[Exercise text — start]
Life after lockdown: employment law considerations for your exit strategy and beyond

On 16 April 2020, the UK government announced that the lockdown would be extended for "at least" three weeks until 7 May 2020. A further government announcement is therefore expected later this week. Although the Prime Minister has just declared that the UK is "past the peak" of its COVID-19 outbreak, continued restrictions of some kind seem highly likely. Over the past six weeks, organisations have been adjusting their workforces to respond to these unprecedented times, with huge numbers of businesses grappling with the government's new Coronavirus Job Retention Scheme (CJRS) (see our overview here). Just as many people are starting to get comfortable with the 'new normal', organisations will be planning their lockdown exit strategy and starting to think about what longer-term impact COVID-19 might have on our working lives. 

Get back to work 

The government has not yet committed to a timeline for ending lockdown, but experiences in Asia and early indications from European countries such as Spain and Italy suggest that there will be a progressive relaxation of the restrictions over an extended period. Government advisers have also suggested that a policy of alternating between periods of more and less strict social distancing measures for a year may be necessary to avoid inundating healthcare services. Employers will therefore need to prepare for a potentially complex and fluid situation over the coming months. The employee communication strategy during this time will continue to be fundamental to ensure clarity of information and employee engagement.

Where it is possible for staff to return to the workplace, providing a safe place of work in accordance with employers' health and safety obligations and the latest government and public health guidance will be paramount. Where personal protective equipment (PPE) is required, employers will need to plan for the associated cost and logistics of obtaining this. Working practices and policies may also need adapting to accommodate social distancing rules. Employers may need to consider the phased return of staff: which teams or individuals within teams will return first and whether these returns should be on a part-time basis, at least initially. Additional consideration should be given to employees from vulnerable groups (such as pregnant employees and those with health conditions), the timing of their return and other accommodations, such as variations to working hours to avoid public transport rush hour, for example. 

As employees start to return to work, organisations may be looking to increase staff monitoring, such as by asking employees about symptoms and conducting temperature checks. This will of course need to be carried out in accordance with data privacy rules and the latest ICO guidance (see here for our COVID-19 privacy and data protection chart).

Supporting mental wellbeing is already a high priority for many organisations, but the uncertainty and changes to working and family life brought about by COVID-19 have led to commentators warning of "lockdown burnout" and are anticipated to have an ongoing impact on employee mental health beyond the immediate crisis. This is a good time to review the resources and support available and to publicise this to employees. This might include employee assistance programmes, technology platforms and other benefits packages to support employee wellbeing, mental health education programmes and management and peer support schemes.
[Exercise text — finish]
**Explore the material**
**1)** From the lockdown article, write out the passage that opens with the words containing "Get back to" and closes with "and employee engagement.".
**2)** Sum up the lockdown article in two sentences.
[Extracted entries — start]
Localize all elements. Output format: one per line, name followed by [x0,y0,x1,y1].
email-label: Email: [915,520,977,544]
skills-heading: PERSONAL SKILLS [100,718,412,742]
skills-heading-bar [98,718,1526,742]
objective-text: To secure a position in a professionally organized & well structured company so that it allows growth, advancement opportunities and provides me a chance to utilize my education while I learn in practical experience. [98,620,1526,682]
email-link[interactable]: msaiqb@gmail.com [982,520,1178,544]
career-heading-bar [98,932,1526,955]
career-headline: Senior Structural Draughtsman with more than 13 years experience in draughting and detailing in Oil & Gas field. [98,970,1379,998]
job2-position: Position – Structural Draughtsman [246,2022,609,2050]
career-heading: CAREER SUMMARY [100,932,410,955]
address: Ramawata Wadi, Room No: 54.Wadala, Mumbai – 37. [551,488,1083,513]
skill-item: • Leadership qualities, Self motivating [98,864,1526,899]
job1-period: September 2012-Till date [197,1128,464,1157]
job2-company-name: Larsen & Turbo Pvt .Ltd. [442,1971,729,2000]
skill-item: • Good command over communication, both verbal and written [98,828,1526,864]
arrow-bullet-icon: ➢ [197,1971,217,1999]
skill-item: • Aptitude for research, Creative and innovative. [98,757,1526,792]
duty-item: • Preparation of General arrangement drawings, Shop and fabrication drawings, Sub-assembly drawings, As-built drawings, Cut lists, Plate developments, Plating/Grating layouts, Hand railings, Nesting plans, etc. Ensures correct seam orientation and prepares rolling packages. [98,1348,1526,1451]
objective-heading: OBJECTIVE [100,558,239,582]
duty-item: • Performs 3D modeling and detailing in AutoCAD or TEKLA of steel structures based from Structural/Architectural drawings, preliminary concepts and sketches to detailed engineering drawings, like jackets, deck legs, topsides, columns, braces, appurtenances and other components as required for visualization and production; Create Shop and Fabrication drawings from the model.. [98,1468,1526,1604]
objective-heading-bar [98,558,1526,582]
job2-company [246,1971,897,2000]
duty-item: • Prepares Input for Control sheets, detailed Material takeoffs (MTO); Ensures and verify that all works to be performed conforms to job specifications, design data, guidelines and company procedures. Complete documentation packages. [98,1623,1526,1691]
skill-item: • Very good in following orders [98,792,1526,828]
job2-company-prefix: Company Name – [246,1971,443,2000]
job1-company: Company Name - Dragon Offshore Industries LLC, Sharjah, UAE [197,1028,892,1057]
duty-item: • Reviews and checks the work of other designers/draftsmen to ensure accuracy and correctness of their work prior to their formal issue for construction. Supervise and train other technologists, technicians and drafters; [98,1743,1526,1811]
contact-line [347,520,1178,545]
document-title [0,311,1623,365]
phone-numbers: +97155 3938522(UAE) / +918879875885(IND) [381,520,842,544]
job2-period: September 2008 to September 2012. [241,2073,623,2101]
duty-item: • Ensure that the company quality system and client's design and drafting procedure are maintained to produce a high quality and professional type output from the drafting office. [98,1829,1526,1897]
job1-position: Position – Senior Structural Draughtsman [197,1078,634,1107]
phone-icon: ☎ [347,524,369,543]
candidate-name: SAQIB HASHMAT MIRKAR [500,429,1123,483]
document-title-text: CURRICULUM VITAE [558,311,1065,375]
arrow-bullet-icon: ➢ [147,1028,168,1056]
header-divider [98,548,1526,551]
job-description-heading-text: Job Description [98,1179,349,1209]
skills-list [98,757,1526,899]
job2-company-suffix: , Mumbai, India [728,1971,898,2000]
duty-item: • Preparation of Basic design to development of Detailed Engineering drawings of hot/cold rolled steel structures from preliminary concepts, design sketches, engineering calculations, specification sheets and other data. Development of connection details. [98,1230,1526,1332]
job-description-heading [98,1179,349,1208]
[Extracted entries — finish]
**Answers for the tasks**
**1)**
Get back to work 

The government has not yet committed to a timeline for ending lockdown, but experiences in Asia and early indications from European countries such as Spain and Italy suggest that there will be a progressive relaxation of the restrictions over an extended period. Government advisers have also suggested that a policy of alternating between periods of more and less strict social distancing measures for a year may be necessary to avoid inundating healthcare services. Employers will therefore need to prepare for a potentially complex and fluid situation over the coming months. The employee communication strategy during this time will continue to be fundamental to ensure clarity of information and employee engagement.

**2)** With lockdown extended and further restrictions likely, employers should prepare for a gradual, changing easing of measures and keep employees clearly informed. When staff return, employers must provide a safe workplace, plan for protective equipment, phased returns, extra care for vulnerable employees and monitoring that follows privacy rules, while also reviewing and publicizing mental health support.